• _Figure contents as structured data_:
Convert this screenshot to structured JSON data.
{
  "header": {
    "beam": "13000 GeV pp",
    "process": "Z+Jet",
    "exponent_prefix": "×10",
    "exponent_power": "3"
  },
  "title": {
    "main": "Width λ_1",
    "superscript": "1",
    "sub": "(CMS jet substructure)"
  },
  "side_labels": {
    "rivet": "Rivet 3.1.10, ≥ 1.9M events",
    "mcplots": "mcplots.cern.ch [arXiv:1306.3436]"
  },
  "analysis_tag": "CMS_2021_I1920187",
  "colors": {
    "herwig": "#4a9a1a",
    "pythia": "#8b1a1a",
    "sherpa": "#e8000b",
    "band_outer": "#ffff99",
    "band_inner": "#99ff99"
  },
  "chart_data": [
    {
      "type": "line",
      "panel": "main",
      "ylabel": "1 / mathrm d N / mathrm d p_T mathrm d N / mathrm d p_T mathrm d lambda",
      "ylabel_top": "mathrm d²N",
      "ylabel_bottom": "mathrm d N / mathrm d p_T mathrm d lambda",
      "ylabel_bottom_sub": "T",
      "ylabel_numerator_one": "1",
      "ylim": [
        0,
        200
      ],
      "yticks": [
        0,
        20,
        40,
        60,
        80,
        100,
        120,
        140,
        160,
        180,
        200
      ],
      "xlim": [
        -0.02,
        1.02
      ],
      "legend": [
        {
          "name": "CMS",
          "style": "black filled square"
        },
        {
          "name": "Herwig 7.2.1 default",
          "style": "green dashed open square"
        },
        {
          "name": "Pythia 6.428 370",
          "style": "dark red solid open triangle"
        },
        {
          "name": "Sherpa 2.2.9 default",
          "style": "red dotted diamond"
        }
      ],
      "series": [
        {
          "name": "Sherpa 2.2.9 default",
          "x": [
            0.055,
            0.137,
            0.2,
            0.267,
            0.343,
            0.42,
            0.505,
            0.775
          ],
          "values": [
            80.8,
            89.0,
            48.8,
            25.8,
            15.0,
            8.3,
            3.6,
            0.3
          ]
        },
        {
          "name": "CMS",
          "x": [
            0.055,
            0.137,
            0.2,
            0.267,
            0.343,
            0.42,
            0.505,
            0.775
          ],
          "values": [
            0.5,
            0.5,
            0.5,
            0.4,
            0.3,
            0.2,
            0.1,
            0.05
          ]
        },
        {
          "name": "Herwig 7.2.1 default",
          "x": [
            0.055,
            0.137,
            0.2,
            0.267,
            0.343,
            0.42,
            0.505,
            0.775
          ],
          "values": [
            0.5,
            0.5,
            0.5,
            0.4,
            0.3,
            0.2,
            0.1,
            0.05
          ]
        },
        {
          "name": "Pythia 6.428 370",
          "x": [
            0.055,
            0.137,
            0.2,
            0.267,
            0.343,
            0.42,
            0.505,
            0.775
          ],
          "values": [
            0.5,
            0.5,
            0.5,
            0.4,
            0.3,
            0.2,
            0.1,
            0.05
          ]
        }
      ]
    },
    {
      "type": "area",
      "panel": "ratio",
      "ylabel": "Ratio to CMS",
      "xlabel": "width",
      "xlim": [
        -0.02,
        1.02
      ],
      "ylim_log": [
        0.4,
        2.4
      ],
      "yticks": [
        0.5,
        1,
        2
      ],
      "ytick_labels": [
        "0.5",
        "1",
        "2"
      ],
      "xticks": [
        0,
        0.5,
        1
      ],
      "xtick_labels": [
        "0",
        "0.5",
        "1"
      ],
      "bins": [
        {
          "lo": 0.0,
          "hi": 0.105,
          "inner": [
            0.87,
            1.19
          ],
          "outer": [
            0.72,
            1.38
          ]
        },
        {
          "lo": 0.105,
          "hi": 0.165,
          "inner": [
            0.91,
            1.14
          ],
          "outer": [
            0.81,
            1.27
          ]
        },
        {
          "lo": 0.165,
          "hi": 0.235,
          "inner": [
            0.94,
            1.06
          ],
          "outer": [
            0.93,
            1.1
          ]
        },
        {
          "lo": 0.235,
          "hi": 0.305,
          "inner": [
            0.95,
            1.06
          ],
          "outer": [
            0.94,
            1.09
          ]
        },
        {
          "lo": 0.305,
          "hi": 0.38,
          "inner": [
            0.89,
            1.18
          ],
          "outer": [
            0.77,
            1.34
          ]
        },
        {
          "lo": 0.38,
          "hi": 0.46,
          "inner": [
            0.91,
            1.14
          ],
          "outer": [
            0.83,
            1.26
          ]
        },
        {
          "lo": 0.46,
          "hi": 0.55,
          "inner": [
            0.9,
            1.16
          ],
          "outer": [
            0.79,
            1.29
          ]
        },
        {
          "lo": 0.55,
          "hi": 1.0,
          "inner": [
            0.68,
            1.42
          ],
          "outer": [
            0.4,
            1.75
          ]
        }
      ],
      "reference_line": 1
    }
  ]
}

• _What is asked_: Return the entries in full, keeping every line exactly as it is.

• _Reply to the task_:
Convert this screenshot to structured JSON data.
{
  "header": {
    "beam": "13000 GeV pp",
    "process": "Z+Jet",
    "exponent_prefix": "×10",
    "exponent_power": "3"
  },
  "title": {
    "main": "Width λ_1",
    "superscript": "1",
    "sub": "(CMS jet substructure)"
  },
  "side_labels": {
    "rivet": "Rivet 3.1.10, ≥ 1.9M events",
    "mcplots": "mcplots.cern.ch [arXiv:1306.3436]"
  },
  "analysis_tag": "CMS_2021_I1920187",
  "colors": {
    "herwig": "#4a9a1a",
    "pythia": "#8b1a1a",
    "sherpa": "#e8000b",
    "band_outer": "#ffff99",
    "band_inner": "#99ff99"
  },
  "chart_data": [
    {
      "type": "line",
      "panel": "main",
      "ylabel": "1 / mathrm d N / mathrm d p_T mathrm d N / mathrm d p_T mathrm d lambda",
      "ylabel_top": "mathrm d²N",
      "ylabel_bottom": "mathrm d N / mathrm d p_T mathrm d lambda",
      "ylabel_bottom_sub": "T",
      "ylabel_numerator_one": "1",
      "ylim": [
        0,
        200
      ],
      "yticks": [
        0,
        20,
        40,
        60,
        80,
        100,
        120,
        140,
        160,
        180,
        200
      ],
      "xlim": [
        -0.02,
        1.02
      ],
      "legend": [
        {
          "name": "CMS",
          "style": "black filled square"
        },
        {
          "name": "Herwig 7.2.1 default",
          "style": "green dashed open square"
        },
        {
          "name": "Pythia 6.428 370",
          "style": "dark red solid open triangle"
        },
        {
          "name": "Sherpa 2.2.9 default",
          "style": "red dotted diamond"
        }
      ],
      "series": [
        {
          "name": "Sherpa 2.2.9 default",
          "x": [
            0.055,
            0.137,
            0.2,
            0.267,
            0.343,
            0.42,
            0.505,
            0.775
          ],
          "values": [
            80.8,
            89.0,
            48.8,
            25.8,
            15.0,
            8.3,
            3.6,
            0.3
          ]
        },
        {
          "name": "CMS",
          "x": [
            0.055,
            0.137,
            0.2,
            0.267,
            0.343,
            0.42,
            0.505,
            0.775
          ],
          "values": [
            0.5,
            0.5,
            0.5,
            0.4,
            0.3,
            0.2,
            0.1,
            0.05
          ]
        },
        {
          "name": "Herwig 7.2.1 default",
          "x": [
            0.055,
            0.137,
            0.2,
            0.267,
            0.343,
            0.42,
            0.505,
            0.775
          ],
          "values": [
            0.5,
            0.5,
            0.5,
            0.4,
            0.3,
            0.2,
            0.1,
            0.05
          ]
        },
        {
          "name": "Pythia 6.428 370",
          "x": [
            0.055,
            0.137,
            0.2,
            0.267,
            0.343,
            0.42,
            0.505,
            0.775
          ],
          "values": [
            0.5,
            0.5,
            0.5,
            0.4,
            0.3,
            0.2,
            0.1,
            0.05
          ]
        }
      ]
    },
    {
      "type": "area",
      "panel": "ratio",
      "ylabel": "Ratio to CMS",
      "xlabel": "width",
      "xlim": [
        -0.02,
        1.02
      ],
      "ylim_log": [
        0.4,
        2.4
      ],
      "yticks": [
        0.5,
        1,
        2
      ],
      "ytick_labels": [
        "0.5",
        "1",
        "2"
      ],
      "xticks": [
        0,
        0.5,
        1
      ],
      "xtick_labels": [
        "0",
        "0.5",
        "1"
      ],
      "bins": [
        {
          "lo": 0.0,
          "hi": 0.105,
          "inner": [
            0.87,
            1.19
          ],
          "outer": [
            0.72,
            1.38
          ]
        },
        {
          "lo": 0.105,
          "hi": 0.165,
          "inner": [
            0.91,
            1.14
          ],
          "outer": [
            0.81,
            1.27
          ]
        },
        {
          "lo": 0.165,
          "hi": 0.235,
          "inner": [
            0.94,
            1.06
          ],
          "outer": [
            0.93,
            1.1
          ]
        },
        {
          "lo": 0.235,
          "hi": 0.305,
          "inner": [
            0.95,
            1.06
          ],
          "outer": [
            0.94,
            1.09
          ]
        },
        {
          "lo": 0.305,
          "hi": 0.38,
          "inner": [
            0.89,
            1.18
          ],
          "outer": [
            0.77,
            1.34
          ]
        },
        {
          "lo": 0.38,
          "hi": 0.46,
          "inner": [
            0.91,
            1.14
          ],
          "outer": [
            0.83,
            1.26
          ]
        },
        {
          "lo": 0.46,
          "hi": 0.55,
          "inner": [
            0.9,
            1.16
          ],
          "outer": [
            0.79,
            1.29
          ]
        },
        {
          "lo": 0.55,
          "hi": 1.0,
          "inner": [
            0.68,
            1.42
          ],
          "outer": [
            0.4,
            1.75
          ]
        }
      ],
      "reference_line": 1
    }
  ]
}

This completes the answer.